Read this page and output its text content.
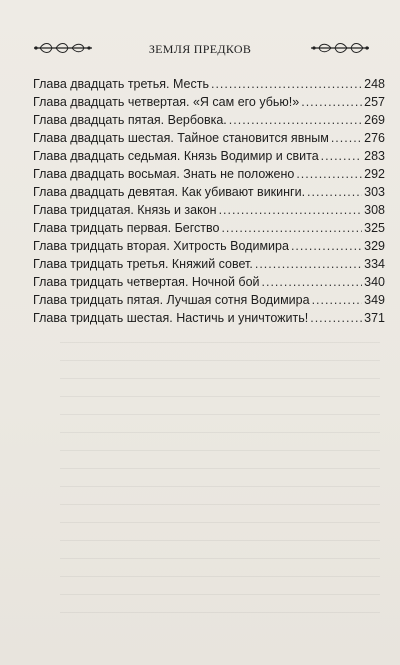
ЗЕМЛЯ ПРЕДКОВ
Глава двадцать третья. Месть .....	248
Глава двадцать четвертая. «Я сам его убью!» .....	257
Глава двадцать пятая. Вербовка. .....	269
Глава двадцать шестая. Тайное становится явным .....	276
Глава двадцать седьмая. Князь Водимир и свита .....	283
Глава двадцать восьмая. Знать не положено .....	292
Глава двадцать девятая. Как убивают викинги. .....	303
Глава тридцатая. Князь и закон .....	308
Глава тридцать первая. Бегство .....	325
Глава тридцать вторая. Хитрость Водимира .....	329
Глава тридцать третья. Княжий совет. .....	334
Глава тридцать четвертая. Ночной бой .....	340
Глава тридцать пятая. Лучшая сотня Водимира .....	349
Глава тридцать шестая. Настичь и уничтожить! .....	371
------------------------
Task
Locate all lines that include the word "пятая" and copy them out.

Correct result
Глава двадцать пятая. Вербовка. .....	269
Глава тридцать пятая. Лучшая сотня Водимира .....	349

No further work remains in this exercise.